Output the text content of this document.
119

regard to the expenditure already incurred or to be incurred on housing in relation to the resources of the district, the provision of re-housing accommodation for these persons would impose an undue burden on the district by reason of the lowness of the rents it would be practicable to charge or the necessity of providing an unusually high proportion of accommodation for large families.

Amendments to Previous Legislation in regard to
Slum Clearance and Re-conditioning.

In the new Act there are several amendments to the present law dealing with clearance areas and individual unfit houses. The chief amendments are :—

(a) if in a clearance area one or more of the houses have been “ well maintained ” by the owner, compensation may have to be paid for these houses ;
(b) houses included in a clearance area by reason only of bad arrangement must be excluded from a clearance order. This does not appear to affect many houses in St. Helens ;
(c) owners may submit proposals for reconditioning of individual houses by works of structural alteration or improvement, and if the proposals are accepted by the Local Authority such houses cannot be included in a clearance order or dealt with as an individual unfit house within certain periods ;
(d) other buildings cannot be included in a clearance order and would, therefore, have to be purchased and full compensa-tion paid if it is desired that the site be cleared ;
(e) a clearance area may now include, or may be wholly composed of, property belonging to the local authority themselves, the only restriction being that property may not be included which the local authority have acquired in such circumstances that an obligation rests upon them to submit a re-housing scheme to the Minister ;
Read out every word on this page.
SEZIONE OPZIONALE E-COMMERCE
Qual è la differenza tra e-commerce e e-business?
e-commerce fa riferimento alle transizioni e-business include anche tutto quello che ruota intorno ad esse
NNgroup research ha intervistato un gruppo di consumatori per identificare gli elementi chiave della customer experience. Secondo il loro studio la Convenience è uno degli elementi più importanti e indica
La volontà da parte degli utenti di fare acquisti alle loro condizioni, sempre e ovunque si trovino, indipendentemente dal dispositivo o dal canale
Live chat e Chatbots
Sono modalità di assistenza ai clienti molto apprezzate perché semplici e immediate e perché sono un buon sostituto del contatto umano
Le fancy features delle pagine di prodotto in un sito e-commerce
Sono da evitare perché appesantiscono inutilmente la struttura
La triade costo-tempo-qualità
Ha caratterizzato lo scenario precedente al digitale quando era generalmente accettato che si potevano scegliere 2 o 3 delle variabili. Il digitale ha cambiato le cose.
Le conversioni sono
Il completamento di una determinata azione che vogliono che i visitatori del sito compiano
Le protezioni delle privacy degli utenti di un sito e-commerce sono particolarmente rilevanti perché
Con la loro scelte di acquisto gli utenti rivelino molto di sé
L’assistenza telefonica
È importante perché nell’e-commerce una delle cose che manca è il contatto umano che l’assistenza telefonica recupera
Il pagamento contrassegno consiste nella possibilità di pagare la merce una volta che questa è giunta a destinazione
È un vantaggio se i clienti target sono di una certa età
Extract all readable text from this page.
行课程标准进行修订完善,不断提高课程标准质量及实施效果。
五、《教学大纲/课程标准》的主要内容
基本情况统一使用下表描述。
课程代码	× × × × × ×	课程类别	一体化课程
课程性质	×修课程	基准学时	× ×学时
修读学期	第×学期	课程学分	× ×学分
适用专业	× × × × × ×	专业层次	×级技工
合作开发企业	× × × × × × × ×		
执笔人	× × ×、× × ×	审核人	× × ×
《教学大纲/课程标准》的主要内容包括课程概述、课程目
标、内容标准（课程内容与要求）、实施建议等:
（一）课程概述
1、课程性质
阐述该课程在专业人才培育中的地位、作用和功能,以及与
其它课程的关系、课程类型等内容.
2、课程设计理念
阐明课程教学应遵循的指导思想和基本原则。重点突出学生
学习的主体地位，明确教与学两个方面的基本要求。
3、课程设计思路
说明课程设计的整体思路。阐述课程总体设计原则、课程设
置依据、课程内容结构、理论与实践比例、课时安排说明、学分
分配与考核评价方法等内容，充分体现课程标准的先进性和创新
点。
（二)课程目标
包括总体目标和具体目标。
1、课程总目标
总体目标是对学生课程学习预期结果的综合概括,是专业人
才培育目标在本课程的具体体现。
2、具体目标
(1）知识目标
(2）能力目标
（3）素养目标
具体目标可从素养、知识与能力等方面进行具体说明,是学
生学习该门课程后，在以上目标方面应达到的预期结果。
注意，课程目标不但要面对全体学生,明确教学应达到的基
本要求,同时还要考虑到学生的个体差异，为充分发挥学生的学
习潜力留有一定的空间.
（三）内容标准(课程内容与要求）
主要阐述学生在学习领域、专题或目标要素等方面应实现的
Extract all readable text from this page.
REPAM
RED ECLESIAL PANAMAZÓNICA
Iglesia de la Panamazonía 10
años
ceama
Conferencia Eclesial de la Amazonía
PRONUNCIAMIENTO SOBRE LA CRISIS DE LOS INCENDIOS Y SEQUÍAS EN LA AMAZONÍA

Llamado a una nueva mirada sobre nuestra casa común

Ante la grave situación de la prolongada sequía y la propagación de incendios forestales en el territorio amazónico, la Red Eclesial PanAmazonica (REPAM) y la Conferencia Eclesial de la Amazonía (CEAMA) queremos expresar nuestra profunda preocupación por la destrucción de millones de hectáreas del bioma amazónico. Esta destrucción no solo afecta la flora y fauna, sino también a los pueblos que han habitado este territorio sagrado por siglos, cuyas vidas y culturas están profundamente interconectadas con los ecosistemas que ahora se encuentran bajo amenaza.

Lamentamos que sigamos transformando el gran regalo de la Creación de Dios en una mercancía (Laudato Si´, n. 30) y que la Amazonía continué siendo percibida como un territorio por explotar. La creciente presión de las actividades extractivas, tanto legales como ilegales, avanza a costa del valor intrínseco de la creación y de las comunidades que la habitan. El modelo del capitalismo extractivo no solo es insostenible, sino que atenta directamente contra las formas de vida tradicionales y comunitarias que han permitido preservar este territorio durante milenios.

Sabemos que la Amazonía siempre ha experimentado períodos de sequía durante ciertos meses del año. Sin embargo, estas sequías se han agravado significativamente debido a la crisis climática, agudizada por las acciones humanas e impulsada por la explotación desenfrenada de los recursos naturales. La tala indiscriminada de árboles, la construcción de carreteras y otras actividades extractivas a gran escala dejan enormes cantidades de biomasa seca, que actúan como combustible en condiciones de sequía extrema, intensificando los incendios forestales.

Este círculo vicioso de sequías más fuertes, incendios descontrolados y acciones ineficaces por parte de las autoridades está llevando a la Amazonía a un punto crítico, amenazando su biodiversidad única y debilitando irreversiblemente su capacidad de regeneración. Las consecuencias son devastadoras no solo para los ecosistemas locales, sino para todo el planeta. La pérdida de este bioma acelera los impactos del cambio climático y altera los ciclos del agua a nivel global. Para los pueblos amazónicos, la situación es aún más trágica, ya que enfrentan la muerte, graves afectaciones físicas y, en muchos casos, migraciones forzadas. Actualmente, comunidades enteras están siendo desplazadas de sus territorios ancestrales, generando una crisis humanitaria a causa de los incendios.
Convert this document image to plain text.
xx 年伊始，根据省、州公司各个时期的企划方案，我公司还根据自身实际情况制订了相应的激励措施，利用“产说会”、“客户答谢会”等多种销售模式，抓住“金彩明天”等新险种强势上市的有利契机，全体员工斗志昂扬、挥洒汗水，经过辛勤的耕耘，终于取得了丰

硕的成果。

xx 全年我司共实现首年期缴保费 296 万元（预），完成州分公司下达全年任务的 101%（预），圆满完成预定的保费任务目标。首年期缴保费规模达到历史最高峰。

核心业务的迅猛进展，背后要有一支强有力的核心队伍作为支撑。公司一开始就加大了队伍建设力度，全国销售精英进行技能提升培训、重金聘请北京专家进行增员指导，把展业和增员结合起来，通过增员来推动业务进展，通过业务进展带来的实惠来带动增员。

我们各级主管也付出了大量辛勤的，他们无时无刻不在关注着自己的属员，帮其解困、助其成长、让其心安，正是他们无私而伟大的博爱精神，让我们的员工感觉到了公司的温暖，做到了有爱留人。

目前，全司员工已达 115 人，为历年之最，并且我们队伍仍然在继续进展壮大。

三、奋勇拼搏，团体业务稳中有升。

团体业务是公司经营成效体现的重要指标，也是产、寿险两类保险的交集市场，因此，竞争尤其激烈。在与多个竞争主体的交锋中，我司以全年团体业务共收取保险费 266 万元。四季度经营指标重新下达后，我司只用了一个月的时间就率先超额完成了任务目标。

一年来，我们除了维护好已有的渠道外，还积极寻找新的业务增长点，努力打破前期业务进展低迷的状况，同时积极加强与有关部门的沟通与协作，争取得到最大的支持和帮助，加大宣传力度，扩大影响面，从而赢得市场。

◇ ◇ ◇ ◇ ◇ ◇ ◇

Task statement
Sift the material for lines with the string "telefonica". Copy each one found.

Result
L’assistenza telefonica
È importante perché nell’e-commerce una delle cose che manca è il contatto umano che l’assistenza telefonica recupera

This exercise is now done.